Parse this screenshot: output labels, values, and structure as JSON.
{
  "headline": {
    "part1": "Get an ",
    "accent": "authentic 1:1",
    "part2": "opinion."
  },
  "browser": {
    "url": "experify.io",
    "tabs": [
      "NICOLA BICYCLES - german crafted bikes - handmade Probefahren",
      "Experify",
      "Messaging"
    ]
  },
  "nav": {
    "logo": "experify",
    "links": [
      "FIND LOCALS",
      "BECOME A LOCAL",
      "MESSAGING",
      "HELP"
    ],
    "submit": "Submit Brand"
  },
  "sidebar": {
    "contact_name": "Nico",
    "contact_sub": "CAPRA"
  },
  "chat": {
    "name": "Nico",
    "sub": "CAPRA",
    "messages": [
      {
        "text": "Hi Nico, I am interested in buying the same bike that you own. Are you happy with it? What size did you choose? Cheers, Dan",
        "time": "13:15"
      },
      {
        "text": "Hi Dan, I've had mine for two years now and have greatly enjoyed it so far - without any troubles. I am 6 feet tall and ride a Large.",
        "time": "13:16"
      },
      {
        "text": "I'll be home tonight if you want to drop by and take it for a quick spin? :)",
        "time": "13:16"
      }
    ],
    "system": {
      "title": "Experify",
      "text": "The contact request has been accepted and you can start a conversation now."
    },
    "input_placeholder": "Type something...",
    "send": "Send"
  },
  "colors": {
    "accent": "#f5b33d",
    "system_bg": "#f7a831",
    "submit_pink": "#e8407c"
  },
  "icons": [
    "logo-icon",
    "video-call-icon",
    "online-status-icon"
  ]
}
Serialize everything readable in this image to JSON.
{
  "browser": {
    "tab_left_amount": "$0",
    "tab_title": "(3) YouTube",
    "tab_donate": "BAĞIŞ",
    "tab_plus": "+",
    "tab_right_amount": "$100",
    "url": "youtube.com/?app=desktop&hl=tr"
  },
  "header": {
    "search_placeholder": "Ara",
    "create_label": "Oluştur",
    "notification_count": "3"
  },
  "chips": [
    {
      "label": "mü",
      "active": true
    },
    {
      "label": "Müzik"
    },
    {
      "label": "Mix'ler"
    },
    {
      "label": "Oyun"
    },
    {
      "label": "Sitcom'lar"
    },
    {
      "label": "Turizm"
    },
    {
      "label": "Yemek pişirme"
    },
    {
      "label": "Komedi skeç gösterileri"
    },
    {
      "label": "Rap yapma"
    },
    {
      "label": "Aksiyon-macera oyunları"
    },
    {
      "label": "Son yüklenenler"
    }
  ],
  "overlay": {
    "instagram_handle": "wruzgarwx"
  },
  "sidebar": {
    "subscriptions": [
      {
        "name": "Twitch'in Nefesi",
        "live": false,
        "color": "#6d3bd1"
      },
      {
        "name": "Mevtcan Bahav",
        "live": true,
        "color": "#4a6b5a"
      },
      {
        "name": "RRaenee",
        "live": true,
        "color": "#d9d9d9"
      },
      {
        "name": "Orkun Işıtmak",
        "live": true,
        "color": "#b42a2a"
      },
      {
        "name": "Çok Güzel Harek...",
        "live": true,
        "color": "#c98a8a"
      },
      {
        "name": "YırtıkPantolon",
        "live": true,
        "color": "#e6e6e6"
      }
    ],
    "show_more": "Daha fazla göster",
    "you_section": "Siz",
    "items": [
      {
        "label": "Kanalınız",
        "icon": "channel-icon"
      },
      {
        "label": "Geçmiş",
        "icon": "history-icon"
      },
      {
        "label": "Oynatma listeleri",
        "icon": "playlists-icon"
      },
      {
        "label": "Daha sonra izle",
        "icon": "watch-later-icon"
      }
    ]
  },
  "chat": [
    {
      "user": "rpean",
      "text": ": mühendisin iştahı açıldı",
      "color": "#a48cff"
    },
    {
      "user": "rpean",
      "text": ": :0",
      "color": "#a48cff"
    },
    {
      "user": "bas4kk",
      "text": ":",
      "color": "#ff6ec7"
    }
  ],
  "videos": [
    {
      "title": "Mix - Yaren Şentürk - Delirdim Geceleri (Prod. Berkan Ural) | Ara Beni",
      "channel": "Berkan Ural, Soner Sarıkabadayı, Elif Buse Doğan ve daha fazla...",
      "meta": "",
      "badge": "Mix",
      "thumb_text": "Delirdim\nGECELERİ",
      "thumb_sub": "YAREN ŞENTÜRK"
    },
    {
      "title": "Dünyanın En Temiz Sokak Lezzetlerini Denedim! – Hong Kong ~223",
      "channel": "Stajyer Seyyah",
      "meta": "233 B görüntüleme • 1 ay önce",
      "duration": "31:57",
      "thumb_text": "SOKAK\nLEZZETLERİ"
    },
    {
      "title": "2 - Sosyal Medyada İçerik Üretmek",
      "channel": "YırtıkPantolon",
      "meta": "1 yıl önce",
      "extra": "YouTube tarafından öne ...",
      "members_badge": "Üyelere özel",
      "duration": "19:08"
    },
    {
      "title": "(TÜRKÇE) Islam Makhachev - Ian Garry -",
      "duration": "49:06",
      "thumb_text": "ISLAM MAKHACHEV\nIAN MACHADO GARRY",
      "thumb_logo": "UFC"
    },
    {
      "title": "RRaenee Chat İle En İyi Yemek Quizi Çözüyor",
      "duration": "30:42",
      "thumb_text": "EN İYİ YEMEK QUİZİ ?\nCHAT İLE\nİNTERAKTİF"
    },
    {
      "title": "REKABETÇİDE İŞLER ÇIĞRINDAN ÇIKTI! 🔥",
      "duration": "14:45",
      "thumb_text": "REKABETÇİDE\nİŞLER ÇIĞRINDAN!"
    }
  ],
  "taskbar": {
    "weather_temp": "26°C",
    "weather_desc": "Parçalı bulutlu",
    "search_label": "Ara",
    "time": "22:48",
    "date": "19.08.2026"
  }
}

#### AIM:
Extract each line from the listing above, please, and repeat it exactly.

#### FINAL ANSWER:
Parse this screenshot: output labels, values, and structure as JSON.
{
  "headline": {
    "part1": "Get an ",
    "accent": "authentic 1:1",
    "part2": "opinion."
  },
  "browser": {
    "url": "experify.io",
    "tabs": [
      "NICOLA BICYCLES - german crafted bikes - handmade Probefahren",
      "Experify",
      "Messaging"
    ]
  },
  "nav": {
    "logo": "experify",
    "links": [
      "FIND LOCALS",
      "BECOME A LOCAL",
      "MESSAGING",
      "HELP"
    ],
    "submit": "Submit Brand"
  },
  "sidebar": {
    "contact_name": "Nico",
    "contact_sub": "CAPRA"
  },
  "chat": {
    "name": "Nico",
    "sub": "CAPRA",
    "messages": [
      {
        "text": "Hi Nico, I am interested in buying the same bike that you own. Are you happy with it? What size did you choose? Cheers, Dan",
        "time": "13:15"
      },
      {
        "text": "Hi Dan, I've had mine for two years now and have greatly enjoyed it so far - without any troubles. I am 6 feet tall and ride a Large.",
        "time": "13:16"
      },
      {
        "text": "I'll be home tonight if you want to drop by and take it for a quick spin? :)",
        "time": "13:16"
      }
    ],
    "system": {
      "title": "Experify",
      "text": "The contact request has been accepted and you can start a conversation now."
    },
    "input_placeholder": "Type something...",
    "send": "Send"
  },
  "colors": {
    "accent": "#f5b33d",
    "system_bg": "#f7a831",
    "submit_pink": "#e8407c"
  },
  "icons": [
    "logo-icon",
    "video-call-icon",
    "online-status-icon"
  ]
}
Serialize everything readable in this image to JSON.
{
  "browser": {
    "tab_left_amount": "$0",
    "tab_title": "(3) YouTube",
    "tab_donate": "BAĞIŞ",
    "tab_plus": "+",
    "tab_right_amount": "$100",
    "url": "youtube.com/?app=desktop&hl=tr"
  },
  "header": {
    "search_placeholder": "Ara",
    "create_label": "Oluştur",
    "notification_count": "3"
  },
  "chips": [
    {
      "label": "mü",
      "active": true
    },
    {
      "label": "Müzik"
    },
    {
      "label": "Mix'ler"
    },
    {
      "label": "Oyun"
    },
    {
      "label": "Sitcom'lar"
    },
    {
      "label": "Turizm"
    },
    {
      "label": "Yemek pişirme"
    },
    {
      "label": "Komedi skeç gösterileri"
    },
    {
      "label": "Rap yapma"
    },
    {
      "label": "Aksiyon-macera oyunları"
    },
    {
      "label": "Son yüklenenler"
    }
  ],
  "overlay": {
    "instagram_handle": "wruzgarwx"
  },
  "sidebar": {
    "subscriptions": [
      {
        "name": "Twitch'in Nefesi",
        "live": false,
        "color": "#6d3bd1"
      },
      {
        "name": "Mevtcan Bahav",
        "live": true,
        "color": "#4a6b5a"
      },
      {
        "name": "RRaenee",
        "live": true,
        "color": "#d9d9d9"
      },
      {
        "name": "Orkun Işıtmak",
        "live": true,
        "color": "#b42a2a"
      },
      {
        "name": "Çok Güzel Harek...",
        "live": true,
        "color": "#c98a8a"
      },
      {
        "name": "YırtıkPantolon",
        "live": true,
        "color": "#e6e6e6"
      }
    ],
    "show_more": "Daha fazla göster",
    "you_section": "Siz",
    "items": [
      {
        "label": "Kanalınız",
        "icon": "channel-icon"
      },
      {
        "label": "Geçmiş",
        "icon": "history-icon"
      },
      {
        "label": "Oynatma listeleri",
        "icon": "playlists-icon"
      },
      {
        "label": "Daha sonra izle",
        "icon": "watch-later-icon"
      }
    ]
  },
  "chat": [
    {
      "user": "rpean",
      "text": ": mühendisin iştahı açıldı",
      "color": "#a48cff"
    },
    {
      "user": "rpean",
      "text": ": :0",
      "color": "#a48cff"
    },
    {
      "user": "bas4kk",
      "text": ":",
      "color": "#ff6ec7"
    }
  ],
  "videos": [
    {
      "title": "Mix - Yaren Şentürk - Delirdim Geceleri (Prod. Berkan Ural) | Ara Beni",
      "channel": "Berkan Ural, Soner Sarıkabadayı, Elif Buse Doğan ve daha fazla...",
      "meta": "",
      "badge": "Mix",
      "thumb_text": "Delirdim\nGECELERİ",
      "thumb_sub": "YAREN ŞENTÜRK"
    },
    {
      "title": "Dünyanın En Temiz Sokak Lezzetlerini Denedim! – Hong Kong ~223",
      "channel": "Stajyer Seyyah",
      "meta": "233 B görüntüleme • 1 ay önce",
      "duration": "31:57",
      "thumb_text": "SOKAK\nLEZZETLERİ"
    },
    {
      "title": "2 - Sosyal Medyada İçerik Üretmek",
      "channel": "YırtıkPantolon",
      "meta": "1 yıl önce",
      "extra": "YouTube tarafından öne ...",
      "members_badge": "Üyelere özel",
      "duration": "19:08"
    },
    {
      "title": "(TÜRKÇE) Islam Makhachev - Ian Garry -",
      "duration": "49:06",
      "thumb_text": "ISLAM MAKHACHEV\nIAN MACHADO GARRY",
      "thumb_logo": "UFC"
    },
    {
      "title": "RRaenee Chat İle En İyi Yemek Quizi Çözüyor",
      "duration": "30:42",
      "thumb_text": "EN İYİ YEMEK QUİZİ ?\nCHAT İLE\nİNTERAKTİF"
    },
    {
      "title": "REKABETÇİDE İŞLER ÇIĞRINDAN ÇIKTI! 🔥",
      "duration": "14:45",
      "thumb_text": "REKABETÇİDE\nİŞLER ÇIĞRINDAN!"
    }
  ],
  "taskbar": {
    "weather_temp": "26°C",
    "weather_desc": "Parçalı bulutlu",
    "search_label": "Ara",
    "time": "22:48",
    "date": "19.08.2026"
  }
}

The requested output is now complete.